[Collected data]
----
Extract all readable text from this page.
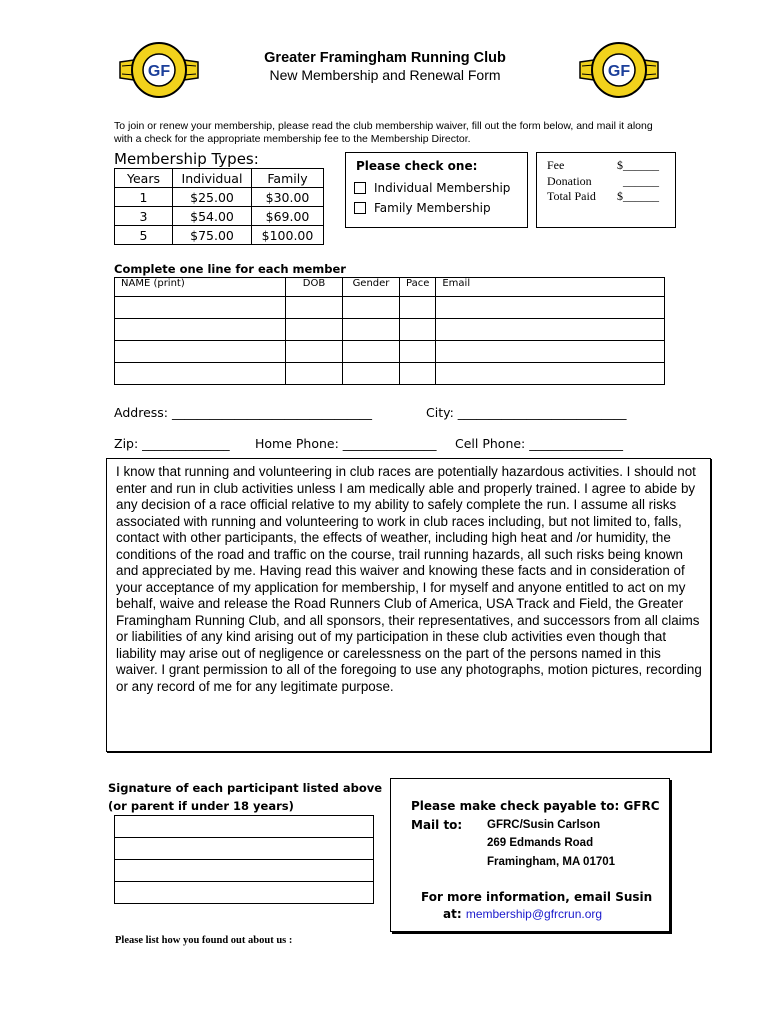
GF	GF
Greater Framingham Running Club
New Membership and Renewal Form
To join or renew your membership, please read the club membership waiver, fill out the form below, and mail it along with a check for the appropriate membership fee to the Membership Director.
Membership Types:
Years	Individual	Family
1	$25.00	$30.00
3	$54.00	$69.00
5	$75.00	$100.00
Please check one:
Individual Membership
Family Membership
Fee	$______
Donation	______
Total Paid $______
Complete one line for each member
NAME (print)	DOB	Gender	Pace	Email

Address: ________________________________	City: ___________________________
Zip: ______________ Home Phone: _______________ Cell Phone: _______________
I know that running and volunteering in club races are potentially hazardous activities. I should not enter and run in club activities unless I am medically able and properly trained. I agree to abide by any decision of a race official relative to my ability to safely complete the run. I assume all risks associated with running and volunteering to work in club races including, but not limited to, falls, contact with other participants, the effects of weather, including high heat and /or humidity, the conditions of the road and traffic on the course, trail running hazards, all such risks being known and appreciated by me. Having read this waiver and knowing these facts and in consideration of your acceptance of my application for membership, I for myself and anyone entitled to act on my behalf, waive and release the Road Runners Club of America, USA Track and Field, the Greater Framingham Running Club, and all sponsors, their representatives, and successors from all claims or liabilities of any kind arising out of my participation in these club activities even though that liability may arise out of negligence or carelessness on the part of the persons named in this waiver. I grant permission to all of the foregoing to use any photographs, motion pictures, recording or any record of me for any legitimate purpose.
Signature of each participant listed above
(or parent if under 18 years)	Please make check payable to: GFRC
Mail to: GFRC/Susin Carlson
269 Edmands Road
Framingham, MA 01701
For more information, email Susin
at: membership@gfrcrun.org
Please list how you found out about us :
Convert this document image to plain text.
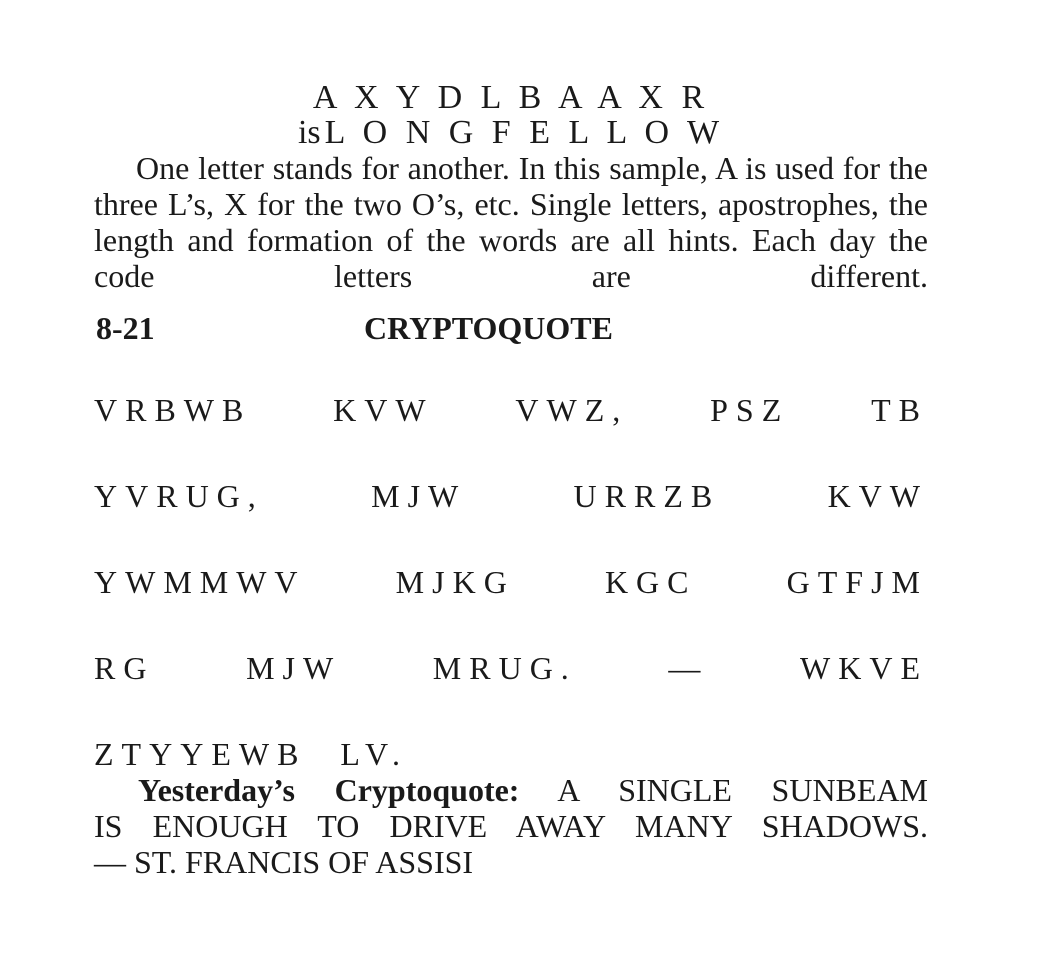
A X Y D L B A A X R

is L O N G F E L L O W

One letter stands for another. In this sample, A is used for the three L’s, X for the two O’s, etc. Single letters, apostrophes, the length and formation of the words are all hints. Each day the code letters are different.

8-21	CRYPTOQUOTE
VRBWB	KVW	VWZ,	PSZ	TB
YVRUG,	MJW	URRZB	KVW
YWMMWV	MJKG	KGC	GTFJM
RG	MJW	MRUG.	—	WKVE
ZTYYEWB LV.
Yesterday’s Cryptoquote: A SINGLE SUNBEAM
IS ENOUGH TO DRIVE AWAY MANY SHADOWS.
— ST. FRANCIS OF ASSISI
----
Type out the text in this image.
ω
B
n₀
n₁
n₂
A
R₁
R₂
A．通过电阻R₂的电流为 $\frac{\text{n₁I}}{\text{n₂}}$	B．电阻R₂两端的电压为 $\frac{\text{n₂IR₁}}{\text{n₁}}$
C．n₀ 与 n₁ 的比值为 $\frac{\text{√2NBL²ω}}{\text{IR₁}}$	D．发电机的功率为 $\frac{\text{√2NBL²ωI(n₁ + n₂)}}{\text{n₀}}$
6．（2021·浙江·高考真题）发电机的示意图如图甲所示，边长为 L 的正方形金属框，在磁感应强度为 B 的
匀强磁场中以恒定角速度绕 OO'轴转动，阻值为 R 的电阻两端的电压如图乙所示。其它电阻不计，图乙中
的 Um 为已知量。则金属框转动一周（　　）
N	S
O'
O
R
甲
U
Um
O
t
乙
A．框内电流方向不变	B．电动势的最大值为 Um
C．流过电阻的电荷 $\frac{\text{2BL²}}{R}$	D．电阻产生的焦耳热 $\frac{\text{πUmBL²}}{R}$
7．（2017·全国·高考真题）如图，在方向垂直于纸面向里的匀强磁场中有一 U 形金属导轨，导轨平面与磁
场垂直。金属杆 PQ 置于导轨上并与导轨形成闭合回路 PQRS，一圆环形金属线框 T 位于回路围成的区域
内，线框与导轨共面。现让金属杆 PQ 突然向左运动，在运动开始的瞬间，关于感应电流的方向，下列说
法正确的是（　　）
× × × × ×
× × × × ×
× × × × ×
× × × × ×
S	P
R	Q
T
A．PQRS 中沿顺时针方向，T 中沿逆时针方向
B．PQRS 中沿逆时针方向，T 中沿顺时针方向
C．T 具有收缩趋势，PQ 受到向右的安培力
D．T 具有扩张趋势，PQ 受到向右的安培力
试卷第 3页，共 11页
----
PROBLEM TO WORK ON =
Show every line in the entries where the string "Family" occurs.

EXERCISE ANSWER =
Years	Individual	Family
Family Membership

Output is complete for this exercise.